───── EXERCISE INPUTS ─────

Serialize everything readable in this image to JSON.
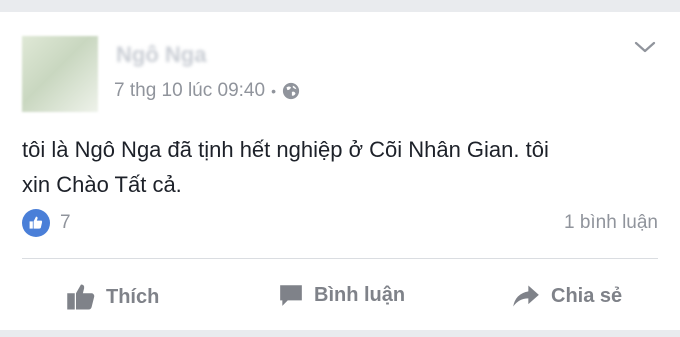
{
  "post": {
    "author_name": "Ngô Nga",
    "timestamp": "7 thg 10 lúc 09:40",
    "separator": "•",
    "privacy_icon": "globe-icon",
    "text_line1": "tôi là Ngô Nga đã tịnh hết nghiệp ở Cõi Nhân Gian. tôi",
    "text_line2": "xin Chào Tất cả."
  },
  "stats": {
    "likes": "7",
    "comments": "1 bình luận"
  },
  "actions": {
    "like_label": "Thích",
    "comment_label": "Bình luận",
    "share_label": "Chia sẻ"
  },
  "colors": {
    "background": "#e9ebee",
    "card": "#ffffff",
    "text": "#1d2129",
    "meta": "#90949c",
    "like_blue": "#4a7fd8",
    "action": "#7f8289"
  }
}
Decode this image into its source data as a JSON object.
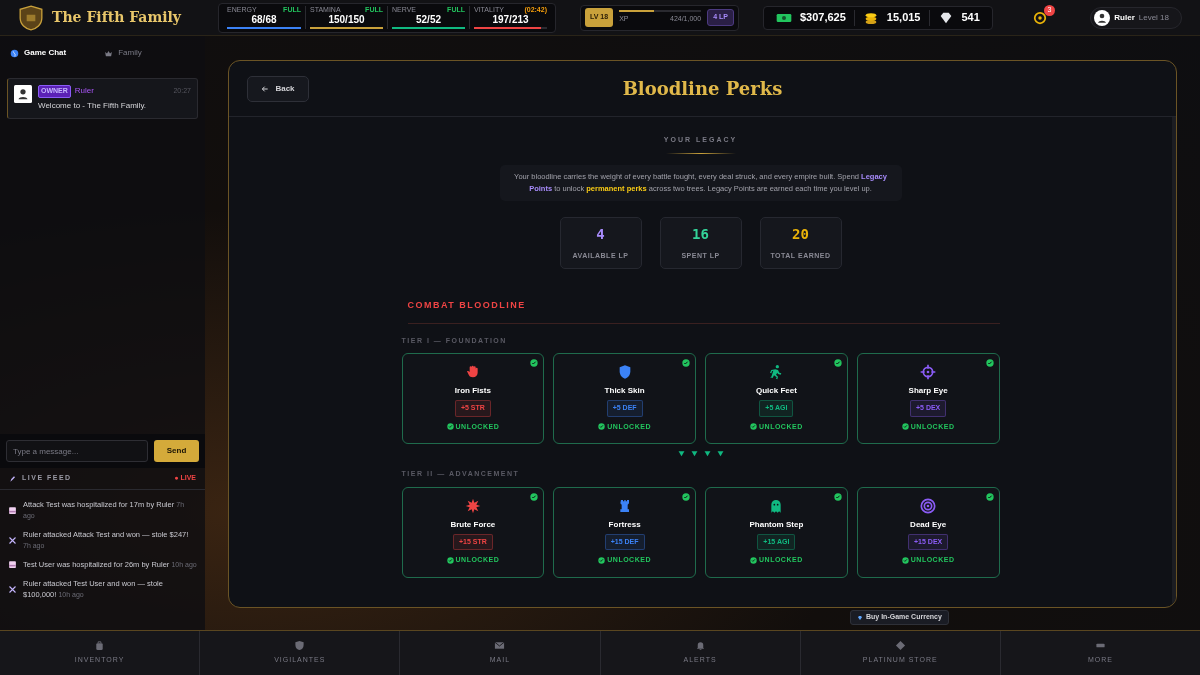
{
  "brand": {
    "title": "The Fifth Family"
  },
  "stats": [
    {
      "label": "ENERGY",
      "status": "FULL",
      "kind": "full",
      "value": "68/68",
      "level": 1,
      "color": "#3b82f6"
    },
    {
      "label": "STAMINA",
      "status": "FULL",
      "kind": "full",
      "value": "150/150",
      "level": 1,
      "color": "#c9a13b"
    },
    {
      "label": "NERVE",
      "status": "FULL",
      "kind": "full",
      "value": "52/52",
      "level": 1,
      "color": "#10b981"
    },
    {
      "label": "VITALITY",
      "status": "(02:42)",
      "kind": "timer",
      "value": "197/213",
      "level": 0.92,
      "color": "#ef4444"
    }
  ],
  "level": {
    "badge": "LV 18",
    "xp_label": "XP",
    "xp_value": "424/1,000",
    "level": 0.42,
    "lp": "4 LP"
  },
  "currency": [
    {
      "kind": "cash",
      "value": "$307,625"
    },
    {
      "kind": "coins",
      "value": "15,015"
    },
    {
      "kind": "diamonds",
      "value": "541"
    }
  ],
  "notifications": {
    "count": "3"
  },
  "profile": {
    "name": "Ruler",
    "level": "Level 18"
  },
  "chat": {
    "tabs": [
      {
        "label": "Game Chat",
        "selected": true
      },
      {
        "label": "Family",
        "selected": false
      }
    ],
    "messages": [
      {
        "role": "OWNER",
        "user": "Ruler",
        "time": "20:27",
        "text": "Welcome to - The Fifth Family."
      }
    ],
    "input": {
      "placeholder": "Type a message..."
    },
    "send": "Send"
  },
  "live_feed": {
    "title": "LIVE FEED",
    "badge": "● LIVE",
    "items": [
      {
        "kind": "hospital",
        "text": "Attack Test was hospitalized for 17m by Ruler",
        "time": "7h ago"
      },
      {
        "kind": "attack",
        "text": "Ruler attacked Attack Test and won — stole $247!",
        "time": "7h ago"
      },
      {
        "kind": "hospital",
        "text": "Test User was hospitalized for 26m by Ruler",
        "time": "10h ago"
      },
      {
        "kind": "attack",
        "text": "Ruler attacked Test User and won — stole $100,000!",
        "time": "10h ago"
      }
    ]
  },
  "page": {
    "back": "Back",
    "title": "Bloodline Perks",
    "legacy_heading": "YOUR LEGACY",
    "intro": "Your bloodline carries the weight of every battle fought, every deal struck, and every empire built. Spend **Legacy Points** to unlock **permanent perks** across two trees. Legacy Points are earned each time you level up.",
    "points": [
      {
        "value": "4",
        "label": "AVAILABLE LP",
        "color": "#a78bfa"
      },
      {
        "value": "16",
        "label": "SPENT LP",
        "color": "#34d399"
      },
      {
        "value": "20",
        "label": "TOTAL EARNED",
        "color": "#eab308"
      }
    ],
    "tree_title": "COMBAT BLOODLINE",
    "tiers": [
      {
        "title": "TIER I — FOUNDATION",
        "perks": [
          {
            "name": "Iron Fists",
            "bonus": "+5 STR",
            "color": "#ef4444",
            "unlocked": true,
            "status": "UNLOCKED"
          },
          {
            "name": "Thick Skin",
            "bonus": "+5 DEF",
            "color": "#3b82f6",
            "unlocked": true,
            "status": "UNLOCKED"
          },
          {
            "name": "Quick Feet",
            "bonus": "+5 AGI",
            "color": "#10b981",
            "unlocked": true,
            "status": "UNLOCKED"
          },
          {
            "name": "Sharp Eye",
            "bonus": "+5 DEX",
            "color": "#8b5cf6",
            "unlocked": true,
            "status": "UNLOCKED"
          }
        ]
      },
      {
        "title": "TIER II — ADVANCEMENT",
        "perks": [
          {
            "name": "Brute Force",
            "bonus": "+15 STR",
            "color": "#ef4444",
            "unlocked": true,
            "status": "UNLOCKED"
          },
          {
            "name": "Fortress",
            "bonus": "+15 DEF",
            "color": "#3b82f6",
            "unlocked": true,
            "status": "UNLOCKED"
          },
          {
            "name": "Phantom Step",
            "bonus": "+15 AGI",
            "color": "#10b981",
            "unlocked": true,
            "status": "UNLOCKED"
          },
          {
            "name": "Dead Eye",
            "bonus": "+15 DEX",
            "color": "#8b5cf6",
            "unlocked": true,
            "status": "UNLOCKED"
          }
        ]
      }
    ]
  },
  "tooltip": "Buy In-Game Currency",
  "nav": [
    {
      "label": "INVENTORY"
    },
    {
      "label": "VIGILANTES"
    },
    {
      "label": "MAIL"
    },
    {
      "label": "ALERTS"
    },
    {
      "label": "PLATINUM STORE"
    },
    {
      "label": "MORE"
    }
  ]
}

─────

● DIRECTIONS FOR THIS TASK:
Every entry must be written out exactly, with all pictures left out.

● ANSWER TO THE EXERCISE:
Serialize everything readable in this image to JSON.
{
  "post": {
    "author_name": "Ngô Nga",
    "timestamp": "7 thg 10 lúc 09:40",
    "separator": "•",
    "privacy_icon": "globe-icon",
    "text_line1": "tôi là Ngô Nga đã tịnh hết nghiệp ở Cõi Nhân Gian. tôi",
    "text_line2": "xin Chào Tất cả."
  },
  "stats": {
    "likes": "7",
    "comments": "1 bình luận"
  },
  "actions": {
    "like_label": "Thích",
    "comment_label": "Bình luận",
    "share_label": "Chia sẻ"
  },
  "colors": {
    "background": "#e9ebee",
    "card": "#ffffff",
    "text": "#1d2129",
    "meta": "#90949c",
    "like_blue": "#4a7fd8",
    "action": "#7f8289"
  }
}
Decode this image into its source data as a JSON object.
{
  "brand": {
    "title": "The Fifth Family"
  },
  "stats": [
    {
      "label": "ENERGY",
      "status": "FULL",
      "kind": "full",
      "value": "68/68",
      "level": 1,
      "color": "#3b82f6"
    },
    {
      "label": "STAMINA",
      "status": "FULL",
      "kind": "full",
      "value": "150/150",
      "level": 1,
      "color": "#c9a13b"
    },
    {
      "label": "NERVE",
      "status": "FULL",
      "kind": "full",
      "value": "52/52",
      "level": 1,
      "color": "#10b981"
    },
    {
      "label": "VITALITY",
      "status": "(02:42)",
      "kind": "timer",
      "value": "197/213",
      "level": 0.92,
      "color": "#ef4444"
    }
  ],
  "level": {
    "badge": "LV 18",
    "xp_label": "XP",
    "xp_value": "424/1,000",
    "level": 0.42,
    "lp": "4 LP"
  },
  "currency": [
    {
      "kind": "cash",
      "value": "$307,625"
    },
    {
      "kind": "coins",
      "value": "15,015"
    },
    {
      "kind": "diamonds",
      "value": "541"
    }
  ],
  "notifications": {
    "count": "3"
  },
  "profile": {
    "name": "Ruler",
    "level": "Level 18"
  },
  "chat": {
    "tabs": [
      {
        "label": "Game Chat",
        "selected": true
      },
      {
        "label": "Family",
        "selected": false
      }
    ],
    "messages": [
      {
        "role": "OWNER",
        "user": "Ruler",
        "time": "20:27",
        "text": "Welcome to - The Fifth Family."
      }
    ],
    "input": {
      "placeholder": "Type a message..."
    },
    "send": "Send"
  },
  "live_feed": {
    "title": "LIVE FEED",
    "badge": "● LIVE",
    "items": [
      {
        "kind": "hospital",
        "text": "Attack Test was hospitalized for 17m by Ruler",
        "time": "7h ago"
      },
      {
        "kind": "attack",
        "text": "Ruler attacked Attack Test and won — stole $247!",
        "time": "7h ago"
      },
      {
        "kind": "hospital",
        "text": "Test User was hospitalized for 26m by Ruler",
        "time": "10h ago"
      },
      {
        "kind": "attack",
        "text": "Ruler attacked Test User and won — stole $100,000!",
        "time": "10h ago"
      }
    ]
  },
  "page": {
    "back": "Back",
    "title": "Bloodline Perks",
    "legacy_heading": "YOUR LEGACY",
    "intro": "Your bloodline carries the weight of every battle fought, every deal struck, and every empire built. Spend **Legacy Points** to unlock **permanent perks** across two trees. Legacy Points are earned each time you level up.",
    "points": [
      {
        "value": "4",
        "label": "AVAILABLE LP",
        "color": "#a78bfa"
      },
      {
        "value": "16",
        "label": "SPENT LP",
        "color": "#34d399"
      },
      {
        "value": "20",
        "label": "TOTAL EARNED",
        "color": "#eab308"
      }
    ],
    "tree_title": "COMBAT BLOODLINE",
    "tiers": [
      {
        "title": "TIER I — FOUNDATION",
        "perks": [
          {
            "name": "Iron Fists",
            "bonus": "+5 STR",
            "color": "#ef4444",
            "unlocked": true,
            "status": "UNLOCKED"
          },
          {
            "name": "Thick Skin",
            "bonus": "+5 DEF",
            "color": "#3b82f6",
            "unlocked": true,
            "status": "UNLOCKED"
          },
          {
            "name": "Quick Feet",
            "bonus": "+5 AGI",
            "color": "#10b981",
            "unlocked": true,
            "status": "UNLOCKED"
          },
          {
            "name": "Sharp Eye",
            "bonus": "+5 DEX",
            "color": "#8b5cf6",
            "unlocked": true,
            "status": "UNLOCKED"
          }
        ]
      },
      {
        "title": "TIER II — ADVANCEMENT",
        "perks": [
          {
            "name": "Brute Force",
            "bonus": "+15 STR",
            "color": "#ef4444",
            "unlocked": true,
            "status": "UNLOCKED"
          },
          {
            "name": "Fortress",
            "bonus": "+15 DEF",
            "color": "#3b82f6",
            "unlocked": true,
            "status": "UNLOCKED"
          },
          {
            "name": "Phantom Step",
            "bonus": "+15 AGI",
            "color": "#10b981",
            "unlocked": true,
            "status": "UNLOCKED"
          },
          {
            "name": "Dead Eye",
            "bonus": "+15 DEX",
            "color": "#8b5cf6",
            "unlocked": true,
            "status": "UNLOCKED"
          }
        ]
      }
    ]
  },
  "tooltip": "Buy In-Game Currency",
  "nav": [
    {
      "label": "INVENTORY"
    },
    {
      "label": "VIGILANTES"
    },
    {
      "label": "MAIL"
    },
    {
      "label": "ALERTS"
    },
    {
      "label": "PLATINUM STORE"
    },
    {
      "label": "MORE"
    }
  ]
}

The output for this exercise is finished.